# Start of PROVIDED DATA
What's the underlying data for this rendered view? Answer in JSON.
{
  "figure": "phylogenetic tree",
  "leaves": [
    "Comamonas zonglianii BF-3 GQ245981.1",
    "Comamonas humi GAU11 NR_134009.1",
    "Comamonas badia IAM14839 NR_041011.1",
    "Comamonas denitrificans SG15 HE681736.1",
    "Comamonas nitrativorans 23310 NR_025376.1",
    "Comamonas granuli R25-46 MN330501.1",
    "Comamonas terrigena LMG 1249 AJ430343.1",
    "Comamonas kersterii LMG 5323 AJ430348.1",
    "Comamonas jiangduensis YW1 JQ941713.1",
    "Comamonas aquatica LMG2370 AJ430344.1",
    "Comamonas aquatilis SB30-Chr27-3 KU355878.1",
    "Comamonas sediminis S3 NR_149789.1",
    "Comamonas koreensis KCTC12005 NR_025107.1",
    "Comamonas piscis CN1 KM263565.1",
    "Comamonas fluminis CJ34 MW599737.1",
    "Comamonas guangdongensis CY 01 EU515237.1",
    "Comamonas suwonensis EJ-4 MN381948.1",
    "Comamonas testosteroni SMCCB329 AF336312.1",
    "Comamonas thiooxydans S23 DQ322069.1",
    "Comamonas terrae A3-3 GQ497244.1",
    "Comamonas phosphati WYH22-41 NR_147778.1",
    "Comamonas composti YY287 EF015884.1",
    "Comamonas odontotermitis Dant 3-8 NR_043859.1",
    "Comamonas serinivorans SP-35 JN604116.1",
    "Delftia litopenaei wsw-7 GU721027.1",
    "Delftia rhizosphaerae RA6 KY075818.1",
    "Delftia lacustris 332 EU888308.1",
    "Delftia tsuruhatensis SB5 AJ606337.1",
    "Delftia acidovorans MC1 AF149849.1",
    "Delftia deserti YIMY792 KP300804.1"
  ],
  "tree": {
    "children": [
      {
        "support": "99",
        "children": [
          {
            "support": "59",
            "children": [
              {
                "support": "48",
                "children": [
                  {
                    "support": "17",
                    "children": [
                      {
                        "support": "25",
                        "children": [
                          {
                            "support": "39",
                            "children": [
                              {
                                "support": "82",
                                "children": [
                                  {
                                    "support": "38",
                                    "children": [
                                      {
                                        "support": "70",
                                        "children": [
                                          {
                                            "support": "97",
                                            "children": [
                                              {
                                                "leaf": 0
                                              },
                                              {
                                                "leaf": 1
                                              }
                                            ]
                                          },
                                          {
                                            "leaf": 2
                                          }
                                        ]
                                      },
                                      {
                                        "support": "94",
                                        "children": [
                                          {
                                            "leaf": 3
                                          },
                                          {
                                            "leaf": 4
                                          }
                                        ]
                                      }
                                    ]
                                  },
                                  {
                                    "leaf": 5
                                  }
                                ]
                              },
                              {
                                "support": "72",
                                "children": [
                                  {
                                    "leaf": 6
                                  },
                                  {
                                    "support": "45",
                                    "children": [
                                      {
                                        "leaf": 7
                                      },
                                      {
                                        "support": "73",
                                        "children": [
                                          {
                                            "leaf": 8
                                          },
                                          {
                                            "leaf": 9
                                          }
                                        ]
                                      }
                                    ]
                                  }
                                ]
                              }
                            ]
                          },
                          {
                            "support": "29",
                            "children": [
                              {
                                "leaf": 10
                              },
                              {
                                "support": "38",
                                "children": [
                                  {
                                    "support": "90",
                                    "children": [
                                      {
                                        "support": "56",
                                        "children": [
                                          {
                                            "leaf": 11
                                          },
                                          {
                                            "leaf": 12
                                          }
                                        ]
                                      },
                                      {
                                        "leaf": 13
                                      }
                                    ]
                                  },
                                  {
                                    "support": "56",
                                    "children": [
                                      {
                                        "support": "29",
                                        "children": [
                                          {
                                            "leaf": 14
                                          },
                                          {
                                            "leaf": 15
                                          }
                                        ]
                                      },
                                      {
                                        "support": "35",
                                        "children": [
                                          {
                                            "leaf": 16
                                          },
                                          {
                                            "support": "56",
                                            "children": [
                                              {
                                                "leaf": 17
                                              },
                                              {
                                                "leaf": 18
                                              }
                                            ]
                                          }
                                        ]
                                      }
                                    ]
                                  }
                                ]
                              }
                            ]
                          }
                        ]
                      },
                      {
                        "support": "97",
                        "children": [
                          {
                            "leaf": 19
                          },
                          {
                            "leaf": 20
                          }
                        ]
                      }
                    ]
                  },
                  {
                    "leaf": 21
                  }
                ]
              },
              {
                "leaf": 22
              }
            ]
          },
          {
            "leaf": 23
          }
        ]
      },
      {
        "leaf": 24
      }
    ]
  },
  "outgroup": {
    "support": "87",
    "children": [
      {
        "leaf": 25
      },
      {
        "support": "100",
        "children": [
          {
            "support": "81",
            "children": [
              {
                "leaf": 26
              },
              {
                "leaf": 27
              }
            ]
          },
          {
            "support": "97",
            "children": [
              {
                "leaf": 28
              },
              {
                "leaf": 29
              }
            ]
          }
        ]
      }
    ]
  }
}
# End of PROVIDED DATA
[GIVEN PROBLEM]
From the listing above, extract all records word for word.

[RESULT OF THE TASK]
What's the underlying data for this rendered view? Answer in JSON.
{
  "figure": "phylogenetic tree",
  "leaves": [
    "Comamonas zonglianii BF-3 GQ245981.1",
    "Comamonas humi GAU11 NR_134009.1",
    "Comamonas badia IAM14839 NR_041011.1",
    "Comamonas denitrificans SG15 HE681736.1",
    "Comamonas nitrativorans 23310 NR_025376.1",
    "Comamonas granuli R25-46 MN330501.1",
    "Comamonas terrigena LMG 1249 AJ430343.1",
    "Comamonas kersterii LMG 5323 AJ430348.1",
    "Comamonas jiangduensis YW1 JQ941713.1",
    "Comamonas aquatica LMG2370 AJ430344.1",
    "Comamonas aquatilis SB30-Chr27-3 KU355878.1",
    "Comamonas sediminis S3 NR_149789.1",
    "Comamonas koreensis KCTC12005 NR_025107.1",
    "Comamonas piscis CN1 KM263565.1",
    "Comamonas fluminis CJ34 MW599737.1",
    "Comamonas guangdongensis CY 01 EU515237.1",
    "Comamonas suwonensis EJ-4 MN381948.1",
    "Comamonas testosteroni SMCCB329 AF336312.1",
    "Comamonas thiooxydans S23 DQ322069.1",
    "Comamonas terrae A3-3 GQ497244.1",
    "Comamonas phosphati WYH22-41 NR_147778.1",
    "Comamonas composti YY287 EF015884.1",
    "Comamonas odontotermitis Dant 3-8 NR_043859.1",
    "Comamonas serinivorans SP-35 JN604116.1",
    "Delftia litopenaei wsw-7 GU721027.1",
    "Delftia rhizosphaerae RA6 KY075818.1",
    "Delftia lacustris 332 EU888308.1",
    "Delftia tsuruhatensis SB5 AJ606337.1",
    "Delftia acidovorans MC1 AF149849.1",
    "Delftia deserti YIMY792 KP300804.1"
  ],
  "tree": {
    "children": [
      {
        "support": "99",
        "children": [
          {
            "support": "59",
            "children": [
              {
                "support": "48",
                "children": [
                  {
                    "support": "17",
                    "children": [
                      {
                        "support": "25",
                        "children": [
                          {
                            "support": "39",
                            "children": [
                              {
                                "support": "82",
                                "children": [
                                  {
                                    "support": "38",
                                    "children": [
                                      {
                                        "support": "70",
                                        "children": [
                                          {
                                            "support": "97",
                                            "children": [
                                              {
                                                "leaf": 0
                                              },
                                              {
                                                "leaf": 1
                                              }
                                            ]
                                          },
                                          {
                                            "leaf": 2
                                          }
                                        ]
                                      },
                                      {
                                        "support": "94",
                                        "children": [
                                          {
                                            "leaf": 3
                                          },
                                          {
                                            "leaf": 4
                                          }
                                        ]
                                      }
                                    ]
                                  },
                                  {
                                    "leaf": 5
                                  }
                                ]
                              },
                              {
                                "support": "72",
                                "children": [
                                  {
                                    "leaf": 6
                                  },
                                  {
                                    "support": "45",
                                    "children": [
                                      {
                                        "leaf": 7
                                      },
                                      {
                                        "support": "73",
                                        "children": [
                                          {
                                            "leaf": 8
                                          },
                                          {
                                            "leaf": 9
                                          }
                                        ]
                                      }
                                    ]
                                  }
                                ]
                              }
                            ]
                          },
                          {
                            "support": "29",
                            "children": [
                              {
                                "leaf": 10
                              },
                              {
                                "support": "38",
                                "children": [
                                  {
                                    "support": "90",
                                    "children": [
                                      {
                                        "support": "56",
                                        "children": [
                                          {
                                            "leaf": 11
                                          },
                                          {
                                            "leaf": 12
                                          }
                                        ]
                                      },
                                      {
                                        "leaf": 13
                                      }
                                    ]
                                  },
                                  {
                                    "support": "56",
                                    "children": [
                                      {
                                        "support": "29",
                                        "children": [
                                          {
                                            "leaf": 14
                                          },
                                          {
                                            "leaf": 15
                                          }
                                        ]
                                      },
                                      {
                                        "support": "35",
                                        "children": [
                                          {
                                            "leaf": 16
                                          },
                                          {
                                            "support": "56",
                                            "children": [
                                              {
                                                "leaf": 17
                                              },
                                              {
                                                "leaf": 18
                                              }
                                            ]
                                          }
                                        ]
                                      }
                                    ]
                                  }
                                ]
                              }
                            ]
                          }
                        ]
                      },
                      {
                        "support": "97",
                        "children": [
                          {
                            "leaf": 19
                          },
                          {
                            "leaf": 20
                          }
                        ]
                      }
                    ]
                  },
                  {
                    "leaf": 21
                  }
                ]
              },
              {
                "leaf": 22
              }
            ]
          },
          {
            "leaf": 23
          }
        ]
      },
      {
        "leaf": 24
      }
    ]
  },
  "outgroup": {
    "support": "87",
    "children": [
      {
        "leaf": 25
      },
      {
        "support": "100",
        "children": [
          {
            "support": "81",
            "children": [
              {
                "leaf": 26
              },
              {
                "leaf": 27
              }
            ]
          },
          {
            "support": "97",
            "children": [
              {
                "leaf": 28
              },
              {
                "leaf": 29
              }
            ]
          }
        ]
      }
    ]
  }
}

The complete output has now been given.